EXERCISE OBJECTIVE -> Exactly reproduce each record listed below.

SOURCE DATA ->
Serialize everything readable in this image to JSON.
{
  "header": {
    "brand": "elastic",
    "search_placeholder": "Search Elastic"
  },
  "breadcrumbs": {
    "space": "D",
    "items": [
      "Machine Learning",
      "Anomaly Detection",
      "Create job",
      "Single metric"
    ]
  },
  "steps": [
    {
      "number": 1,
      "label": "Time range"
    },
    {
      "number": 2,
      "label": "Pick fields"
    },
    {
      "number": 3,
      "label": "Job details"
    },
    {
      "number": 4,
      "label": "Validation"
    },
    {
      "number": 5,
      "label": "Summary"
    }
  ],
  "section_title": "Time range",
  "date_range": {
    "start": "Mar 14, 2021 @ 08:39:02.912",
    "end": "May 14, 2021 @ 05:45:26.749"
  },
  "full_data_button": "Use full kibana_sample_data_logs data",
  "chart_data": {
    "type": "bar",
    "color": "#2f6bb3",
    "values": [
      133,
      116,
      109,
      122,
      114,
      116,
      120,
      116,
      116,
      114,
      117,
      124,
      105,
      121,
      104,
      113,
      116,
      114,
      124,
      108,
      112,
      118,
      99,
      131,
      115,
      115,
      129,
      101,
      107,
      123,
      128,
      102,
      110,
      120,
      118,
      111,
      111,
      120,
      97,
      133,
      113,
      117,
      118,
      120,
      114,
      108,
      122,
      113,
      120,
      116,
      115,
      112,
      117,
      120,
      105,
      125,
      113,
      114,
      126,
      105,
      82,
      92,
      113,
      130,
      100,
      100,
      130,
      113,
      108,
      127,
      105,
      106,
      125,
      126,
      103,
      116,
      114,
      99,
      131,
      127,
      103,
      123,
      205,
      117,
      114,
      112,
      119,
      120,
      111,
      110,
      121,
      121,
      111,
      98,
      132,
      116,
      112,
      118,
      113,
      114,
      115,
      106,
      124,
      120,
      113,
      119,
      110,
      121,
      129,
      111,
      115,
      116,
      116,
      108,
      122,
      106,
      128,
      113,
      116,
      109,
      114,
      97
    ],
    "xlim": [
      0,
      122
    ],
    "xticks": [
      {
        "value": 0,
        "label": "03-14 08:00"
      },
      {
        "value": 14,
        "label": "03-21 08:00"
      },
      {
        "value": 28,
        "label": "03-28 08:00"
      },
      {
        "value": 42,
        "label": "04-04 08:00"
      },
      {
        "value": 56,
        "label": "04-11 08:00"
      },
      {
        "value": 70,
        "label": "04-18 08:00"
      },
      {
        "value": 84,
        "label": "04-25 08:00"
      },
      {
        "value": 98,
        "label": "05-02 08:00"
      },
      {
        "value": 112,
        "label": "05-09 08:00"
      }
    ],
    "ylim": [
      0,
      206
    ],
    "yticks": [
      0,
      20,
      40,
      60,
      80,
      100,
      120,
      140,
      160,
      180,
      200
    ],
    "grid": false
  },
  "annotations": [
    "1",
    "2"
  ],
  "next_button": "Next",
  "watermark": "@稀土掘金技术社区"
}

REPLY ->
Serialize everything readable in this image to JSON.
{
  "header": {
    "brand": "elastic",
    "search_placeholder": "Search Elastic"
  },
  "breadcrumbs": {
    "space": "D",
    "items": [
      "Machine Learning",
      "Anomaly Detection",
      "Create job",
      "Single metric"
    ]
  },
  "steps": [
    {
      "number": 1,
      "label": "Time range"
    },
    {
      "number": 2,
      "label": "Pick fields"
    },
    {
      "number": 3,
      "label": "Job details"
    },
    {
      "number": 4,
      "label": "Validation"
    },
    {
      "number": 5,
      "label": "Summary"
    }
  ],
  "section_title": "Time range",
  "date_range": {
    "start": "Mar 14, 2021 @ 08:39:02.912",
    "end": "May 14, 2021 @ 05:45:26.749"
  },
  "full_data_button": "Use full kibana_sample_data_logs data",
  "chart_data": {
    "type": "bar",
    "color": "#2f6bb3",
    "values": [
      133,
      116,
      109,
      122,
      114,
      116,
      120,
      116,
      116,
      114,
      117,
      124,
      105,
      121,
      104,
      113,
      116,
      114,
      124,
      108,
      112,
      118,
      99,
      131,
      115,
      115,
      129,
      101,
      107,
      123,
      128,
      102,
      110,
      120,
      118,
      111,
      111,
      120,
      97,
      133,
      113,
      117,
      118,
      120,
      114,
      108,
      122,
      113,
      120,
      116,
      115,
      112,
      117,
      120,
      105,
      125,
      113,
      114,
      126,
      105,
      82,
      92,
      113,
      130,
      100,
      100,
      130,
      113,
      108,
      127,
      105,
      106,
      125,
      126,
      103,
      116,
      114,
      99,
      131,
      127,
      103,
      123,
      205,
      117,
      114,
      112,
      119,
      120,
      111,
      110,
      121,
      121,
      111,
      98,
      132,
      116,
      112,
      118,
      113,
      114,
      115,
      106,
      124,
      120,
      113,
      119,
      110,
      121,
      129,
      111,
      115,
      116,
      116,
      108,
      122,
      106,
      128,
      113,
      116,
      109,
      114,
      97
    ],
    "xlim": [
      0,
      122
    ],
    "xticks": [
      {
        "value": 0,
        "label": "03-14 08:00"
      },
      {
        "value": 14,
        "label": "03-21 08:00"
      },
      {
        "value": 28,
        "label": "03-28 08:00"
      },
      {
        "value": 42,
        "label": "04-04 08:00"
      },
      {
        "value": 56,
        "label": "04-11 08:00"
      },
      {
        "value": 70,
        "label": "04-18 08:00"
      },
      {
        "value": 84,
        "label": "04-25 08:00"
      },
      {
        "value": 98,
        "label": "05-02 08:00"
      },
      {
        "value": 112,
        "label": "05-09 08:00"
      }
    ],
    "ylim": [
      0,
      206
    ],
    "yticks": [
      0,
      20,
      40,
      60,
      80,
      100,
      120,
      140,
      160,
      180,
      200
    ],
    "grid": false
  },
  "annotations": [
    "1",
    "2"
  ],
  "next_button": "Next",
  "watermark": "@稀土掘金技术社区"
}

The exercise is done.